Send back the records in full, character for character.

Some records
====
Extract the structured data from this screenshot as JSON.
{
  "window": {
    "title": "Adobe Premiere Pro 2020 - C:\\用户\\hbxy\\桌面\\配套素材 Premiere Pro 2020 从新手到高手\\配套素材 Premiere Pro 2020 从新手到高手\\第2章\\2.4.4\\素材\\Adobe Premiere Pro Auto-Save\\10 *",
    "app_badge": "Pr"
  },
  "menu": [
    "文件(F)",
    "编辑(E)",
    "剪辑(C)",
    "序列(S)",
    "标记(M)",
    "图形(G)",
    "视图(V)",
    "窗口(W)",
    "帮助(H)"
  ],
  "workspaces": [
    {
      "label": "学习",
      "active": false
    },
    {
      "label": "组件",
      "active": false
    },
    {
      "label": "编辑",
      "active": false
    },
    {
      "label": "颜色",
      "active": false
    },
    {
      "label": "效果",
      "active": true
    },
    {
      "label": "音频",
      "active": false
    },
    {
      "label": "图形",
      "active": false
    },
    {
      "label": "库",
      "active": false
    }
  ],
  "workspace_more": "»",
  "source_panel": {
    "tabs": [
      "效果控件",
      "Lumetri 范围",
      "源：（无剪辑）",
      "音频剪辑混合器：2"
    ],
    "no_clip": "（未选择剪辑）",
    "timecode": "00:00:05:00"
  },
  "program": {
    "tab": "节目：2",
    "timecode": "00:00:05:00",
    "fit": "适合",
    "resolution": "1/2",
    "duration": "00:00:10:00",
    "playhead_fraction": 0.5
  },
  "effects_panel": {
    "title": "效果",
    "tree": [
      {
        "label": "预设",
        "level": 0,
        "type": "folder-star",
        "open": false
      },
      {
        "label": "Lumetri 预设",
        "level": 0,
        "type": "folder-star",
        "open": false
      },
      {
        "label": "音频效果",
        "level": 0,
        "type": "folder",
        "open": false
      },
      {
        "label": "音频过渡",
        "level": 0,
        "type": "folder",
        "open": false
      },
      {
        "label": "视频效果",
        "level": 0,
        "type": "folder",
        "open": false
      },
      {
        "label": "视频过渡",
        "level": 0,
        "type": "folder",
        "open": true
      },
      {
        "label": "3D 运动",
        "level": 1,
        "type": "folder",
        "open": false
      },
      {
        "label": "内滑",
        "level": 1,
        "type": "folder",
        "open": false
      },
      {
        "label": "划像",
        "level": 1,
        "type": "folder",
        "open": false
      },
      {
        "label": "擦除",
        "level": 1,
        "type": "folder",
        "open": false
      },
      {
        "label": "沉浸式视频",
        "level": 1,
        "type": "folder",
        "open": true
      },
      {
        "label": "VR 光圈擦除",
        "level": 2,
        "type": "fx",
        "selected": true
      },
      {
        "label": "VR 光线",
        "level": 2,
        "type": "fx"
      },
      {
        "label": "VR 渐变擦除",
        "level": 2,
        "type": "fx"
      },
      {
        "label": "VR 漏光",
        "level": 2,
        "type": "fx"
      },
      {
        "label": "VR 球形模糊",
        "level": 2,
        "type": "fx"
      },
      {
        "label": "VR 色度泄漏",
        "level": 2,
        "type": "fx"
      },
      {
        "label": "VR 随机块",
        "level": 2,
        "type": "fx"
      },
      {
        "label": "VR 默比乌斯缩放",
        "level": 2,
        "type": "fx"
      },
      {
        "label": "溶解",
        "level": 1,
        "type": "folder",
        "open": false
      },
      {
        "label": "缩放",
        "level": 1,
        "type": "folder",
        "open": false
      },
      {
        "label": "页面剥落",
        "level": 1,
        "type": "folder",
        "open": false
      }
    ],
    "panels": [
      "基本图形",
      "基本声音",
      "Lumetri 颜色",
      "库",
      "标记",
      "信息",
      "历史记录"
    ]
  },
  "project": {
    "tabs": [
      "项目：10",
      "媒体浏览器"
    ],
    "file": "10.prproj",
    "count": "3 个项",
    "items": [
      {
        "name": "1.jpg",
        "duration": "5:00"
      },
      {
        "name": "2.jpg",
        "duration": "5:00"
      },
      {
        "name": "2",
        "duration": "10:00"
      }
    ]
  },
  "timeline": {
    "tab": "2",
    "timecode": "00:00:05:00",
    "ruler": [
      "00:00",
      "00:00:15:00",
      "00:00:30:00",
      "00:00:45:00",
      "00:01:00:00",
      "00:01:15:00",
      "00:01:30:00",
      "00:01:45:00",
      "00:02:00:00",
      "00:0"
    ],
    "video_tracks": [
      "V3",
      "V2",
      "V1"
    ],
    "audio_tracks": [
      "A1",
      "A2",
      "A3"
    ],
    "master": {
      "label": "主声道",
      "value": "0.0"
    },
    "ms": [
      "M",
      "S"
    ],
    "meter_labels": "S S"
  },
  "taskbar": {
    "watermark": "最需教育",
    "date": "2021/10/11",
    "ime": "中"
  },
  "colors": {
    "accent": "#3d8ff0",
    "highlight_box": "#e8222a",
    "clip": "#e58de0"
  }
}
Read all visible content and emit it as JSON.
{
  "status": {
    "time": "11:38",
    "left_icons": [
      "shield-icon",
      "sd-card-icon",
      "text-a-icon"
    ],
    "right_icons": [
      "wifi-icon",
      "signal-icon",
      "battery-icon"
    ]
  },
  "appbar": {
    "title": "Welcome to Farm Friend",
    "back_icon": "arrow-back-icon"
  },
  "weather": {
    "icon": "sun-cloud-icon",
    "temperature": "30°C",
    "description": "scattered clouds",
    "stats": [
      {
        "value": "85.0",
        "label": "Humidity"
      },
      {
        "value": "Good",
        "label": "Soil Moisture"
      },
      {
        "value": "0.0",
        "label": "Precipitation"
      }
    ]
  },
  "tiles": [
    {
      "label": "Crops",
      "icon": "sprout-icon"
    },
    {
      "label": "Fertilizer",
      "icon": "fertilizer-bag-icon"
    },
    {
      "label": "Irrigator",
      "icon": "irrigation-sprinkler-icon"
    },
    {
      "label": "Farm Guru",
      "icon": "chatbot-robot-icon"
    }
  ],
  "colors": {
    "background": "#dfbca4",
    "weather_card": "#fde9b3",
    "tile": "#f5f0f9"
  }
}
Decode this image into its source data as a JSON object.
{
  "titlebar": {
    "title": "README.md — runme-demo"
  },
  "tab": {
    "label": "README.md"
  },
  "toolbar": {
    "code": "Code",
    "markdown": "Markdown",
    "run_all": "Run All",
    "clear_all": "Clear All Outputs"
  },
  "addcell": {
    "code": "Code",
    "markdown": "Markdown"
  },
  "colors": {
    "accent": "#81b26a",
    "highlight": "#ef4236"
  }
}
====
**ANSWER IN FULL**:
Extract the structured data from this screenshot as JSON.
{
  "window": {
    "title": "Adobe Premiere Pro 2020 - C:\\用户\\hbxy\\桌面\\配套素材 Premiere Pro 2020 从新手到高手\\配套素材 Premiere Pro 2020 从新手到高手\\第2章\\2.4.4\\素材\\Adobe Premiere Pro Auto-Save\\10 *",
    "app_badge": "Pr"
  },
  "menu": [
    "文件(F)",
    "编辑(E)",
    "剪辑(C)",
    "序列(S)",
    "标记(M)",
    "图形(G)",
    "视图(V)",
    "窗口(W)",
    "帮助(H)"
  ],
  "workspaces": [
    {
      "label": "学习",
      "active": false
    },
    {
      "label": "组件",
      "active": false
    },
    {
      "label": "编辑",
      "active": false
    },
    {
      "label": "颜色",
      "active": false
    },
    {
      "label": "效果",
      "active": true
    },
    {
      "label": "音频",
      "active": false
    },
    {
      "label": "图形",
      "active": false
    },
    {
      "label": "库",
      "active": false
    }
  ],
  "workspace_more": "»",
  "source_panel": {
    "tabs": [
      "效果控件",
      "Lumetri 范围",
      "源：（无剪辑）",
      "音频剪辑混合器：2"
    ],
    "no_clip": "（未选择剪辑）",
    "timecode": "00:00:05:00"
  },
  "program": {
    "tab": "节目：2",
    "timecode": "00:00:05:00",
    "fit": "适合",
    "resolution": "1/2",
    "duration": "00:00:10:00",
    "playhead_fraction": 0.5
  },
  "effects_panel": {
    "title": "效果",
    "tree": [
      {
        "label": "预设",
        "level": 0,
        "type": "folder-star",
        "open": false
      },
      {
        "label": "Lumetri 预设",
        "level": 0,
        "type": "folder-star",
        "open": false
      },
      {
        "label": "音频效果",
        "level": 0,
        "type": "folder",
        "open": false
      },
      {
        "label": "音频过渡",
        "level": 0,
        "type": "folder",
        "open": false
      },
      {
        "label": "视频效果",
        "level": 0,
        "type": "folder",
        "open": false
      },
      {
        "label": "视频过渡",
        "level": 0,
        "type": "folder",
        "open": true
      },
      {
        "label": "3D 运动",
        "level": 1,
        "type": "folder",
        "open": false
      },
      {
        "label": "内滑",
        "level": 1,
        "type": "folder",
        "open": false
      },
      {
        "label": "划像",
        "level": 1,
        "type": "folder",
        "open": false
      },
      {
        "label": "擦除",
        "level": 1,
        "type": "folder",
        "open": false
      },
      {
        "label": "沉浸式视频",
        "level": 1,
        "type": "folder",
        "open": true
      },
      {
        "label": "VR 光圈擦除",
        "level": 2,
        "type": "fx",
        "selected": true
      },
      {
        "label": "VR 光线",
        "level": 2,
        "type": "fx"
      },
      {
        "label": "VR 渐变擦除",
        "level": 2,
        "type": "fx"
      },
      {
        "label": "VR 漏光",
        "level": 2,
        "type": "fx"
      },
      {
        "label": "VR 球形模糊",
        "level": 2,
        "type": "fx"
      },
      {
        "label": "VR 色度泄漏",
        "level": 2,
        "type": "fx"
      },
      {
        "label": "VR 随机块",
        "level": 2,
        "type": "fx"
      },
      {
        "label": "VR 默比乌斯缩放",
        "level": 2,
        "type": "fx"
      },
      {
        "label": "溶解",
        "level": 1,
        "type": "folder",
        "open": false
      },
      {
        "label": "缩放",
        "level": 1,
        "type": "folder",
        "open": false
      },
      {
        "label": "页面剥落",
        "level": 1,
        "type": "folder",
        "open": false
      }
    ],
    "panels": [
      "基本图形",
      "基本声音",
      "Lumetri 颜色",
      "库",
      "标记",
      "信息",
      "历史记录"
    ]
  },
  "project": {
    "tabs": [
      "项目：10",
      "媒体浏览器"
    ],
    "file": "10.prproj",
    "count": "3 个项",
    "items": [
      {
        "name": "1.jpg",
        "duration": "5:00"
      },
      {
        "name": "2.jpg",
        "duration": "5:00"
      },
      {
        "name": "2",
        "duration": "10:00"
      }
    ]
  },
  "timeline": {
    "tab": "2",
    "timecode": "00:00:05:00",
    "ruler": [
      "00:00",
      "00:00:15:00",
      "00:00:30:00",
      "00:00:45:00",
      "00:01:00:00",
      "00:01:15:00",
      "00:01:30:00",
      "00:01:45:00",
      "00:02:00:00",
      "00:0"
    ],
    "video_tracks": [
      "V3",
      "V2",
      "V1"
    ],
    "audio_tracks": [
      "A1",
      "A2",
      "A3"
    ],
    "master": {
      "label": "主声道",
      "value": "0.0"
    },
    "ms": [
      "M",
      "S"
    ],
    "meter_labels": "S S"
  },
  "taskbar": {
    "watermark": "最需教育",
    "date": "2021/10/11",
    "ime": "中"
  },
  "colors": {
    "accent": "#3d8ff0",
    "highlight_box": "#e8222a",
    "clip": "#e58de0"
  }
}
Read all visible content and emit it as JSON.
{
  "status": {
    "time": "11:38",
    "left_icons": [
      "shield-icon",
      "sd-card-icon",
      "text-a-icon"
    ],
    "right_icons": [
      "wifi-icon",
      "signal-icon",
      "battery-icon"
    ]
  },
  "appbar": {
    "title": "Welcome to Farm Friend",
    "back_icon": "arrow-back-icon"
  },
  "weather": {
    "icon": "sun-cloud-icon",
    "temperature": "30°C",
    "description": "scattered clouds",
    "stats": [
      {
        "value": "85.0",
        "label": "Humidity"
      },
      {
        "value": "Good",
        "label": "Soil Moisture"
      },
      {
        "value": "0.0",
        "label": "Precipitation"
      }
    ]
  },
  "tiles": [
    {
      "label": "Crops",
      "icon": "sprout-icon"
    },
    {
      "label": "Fertilizer",
      "icon": "fertilizer-bag-icon"
    },
    {
      "label": "Irrigator",
      "icon": "irrigation-sprinkler-icon"
    },
    {
      "label": "Farm Guru",
      "icon": "chatbot-robot-icon"
    }
  ],
  "colors": {
    "background": "#dfbca4",
    "weather_card": "#fde9b3",
    "tile": "#f5f0f9"
  }
}
Decode this image into its source data as a JSON object.
{
  "titlebar": {
    "title": "README.md — runme-demo"
  },
  "tab": {
    "label": "README.md"
  },
  "toolbar": {
    "code": "Code",
    "markdown": "Markdown",
    "run_all": "Run All",
    "clear_all": "Clear All Outputs"
  },
  "addcell": {
    "code": "Code",
    "markdown": "Markdown"
  },
  "colors": {
    "accent": "#81b26a",
    "highlight": "#ef4236"
  }
}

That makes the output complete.